Given exercise: Read the records below and copy each line that contains "Camera".

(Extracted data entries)
——————

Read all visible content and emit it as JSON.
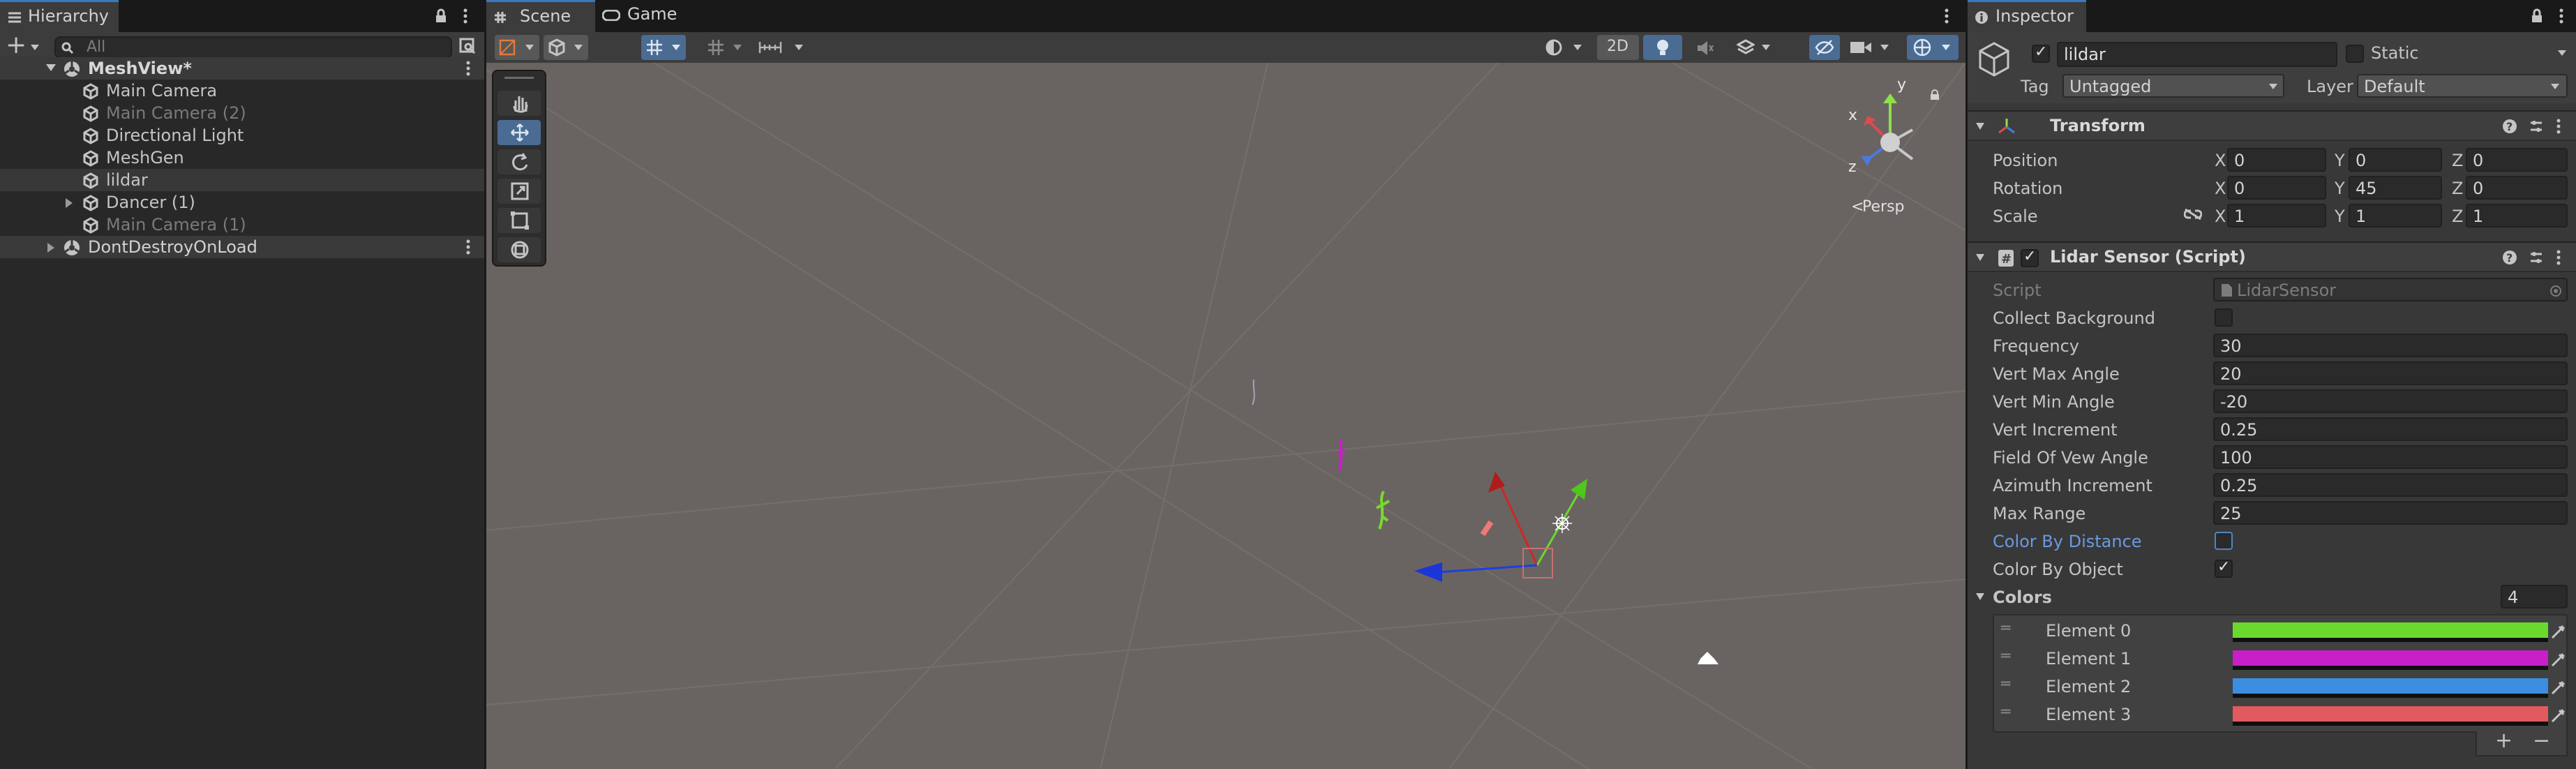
{
  "hierarchy": {
    "tab_title": "Hierarchy",
    "search_placeholder": "All",
    "add_label": "+",
    "scene_name": "MeshView*",
    "items": [
      {
        "label": "Main Camera",
        "dim": false
      },
      {
        "label": "Main Camera (2)",
        "dim": true
      },
      {
        "label": "Directional Light",
        "dim": false
      },
      {
        "label": "MeshGen",
        "dim": false
      },
      {
        "label": "lildar",
        "dim": false,
        "selected": true
      },
      {
        "label": "Dancer (1)",
        "dim": false,
        "expandable": true
      },
      {
        "label": "Main Camera (1)",
        "dim": true
      }
    ],
    "dont_destroy": "DontDestroyOnLoad"
  },
  "scene_view": {
    "tabs": [
      {
        "label": "Scene",
        "icon": "grid-icon"
      },
      {
        "label": "Game",
        "icon": "gamepad-icon"
      }
    ],
    "toggle_2d": "2D",
    "persp_label": "Persp",
    "gizmo_axes": {
      "x": "x",
      "y": "y",
      "z": "z"
    },
    "tools": [
      "hand-tool",
      "move-tool",
      "rotate-tool",
      "scale-tool",
      "rect-tool",
      "transform-tool"
    ],
    "background": "#696461"
  },
  "inspector": {
    "tab_title": "Inspector",
    "object_name": "lildar",
    "static_label": "Static",
    "tag_label": "Tag",
    "tag_value": "Untagged",
    "layer_label": "Layer",
    "layer_value": "Default",
    "transform": {
      "title": "Transform",
      "position_label": "Position",
      "rotation_label": "Rotation",
      "scale_label": "Scale",
      "axis_x": "X",
      "axis_y": "Y",
      "axis_z": "Z",
      "position": {
        "x": "0",
        "y": "0",
        "z": "0"
      },
      "rotation": {
        "x": "0",
        "y": "45",
        "z": "0"
      },
      "scale": {
        "x": "1",
        "y": "1",
        "z": "1"
      }
    },
    "lidar": {
      "title": "Lidar Sensor (Script)",
      "script_label": "Script",
      "script_value": "LidarSensor",
      "collect_background_label": "Collect Background",
      "frequency_label": "Frequency",
      "frequency": "30",
      "vert_max_label": "Vert Max Angle",
      "vert_max": "20",
      "vert_min_label": "Vert Min Angle",
      "vert_min": "-20",
      "vert_inc_label": "Vert Increment",
      "vert_inc": "0.25",
      "fov_label": "Field Of Vew Angle",
      "fov": "100",
      "az_inc_label": "Azimuth Increment",
      "az_inc": "0.25",
      "max_range_label": "Max Range",
      "max_range": "25",
      "color_by_distance_label": "Color By Distance",
      "color_by_object_label": "Color By Object",
      "colors_label": "Colors",
      "colors_count": "4",
      "elements": [
        {
          "label": "Element 0",
          "color": "#6bd82d"
        },
        {
          "label": "Element 1",
          "color": "#c81fc8"
        },
        {
          "label": "Element 2",
          "color": "#3b8ee0"
        },
        {
          "label": "Element 3",
          "color": "#e05a5e"
        }
      ],
      "add_label": "+",
      "remove_label": "−"
    }
  },
  "colors": {
    "accent": "#3a79bb",
    "link": "#6a9ae0"
  }
}
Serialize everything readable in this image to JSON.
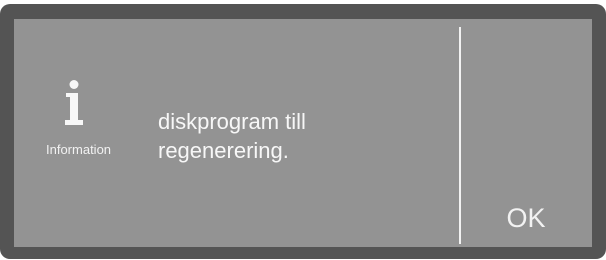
{
  "dialog": {
    "icon": "info-icon",
    "icon_caption": "Information",
    "message_lines": [
      "diskprogram till",
      "regenerering."
    ],
    "ok_label": "OK"
  },
  "colors": {
    "bezel": "#545454",
    "screen": "#939393",
    "text": "#f7f7f7"
  }
}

——————

Result for this exercise:
        "label": "Main Camera",
        "label": "Main Camera (2)",
        "label": "Main Camera (1)",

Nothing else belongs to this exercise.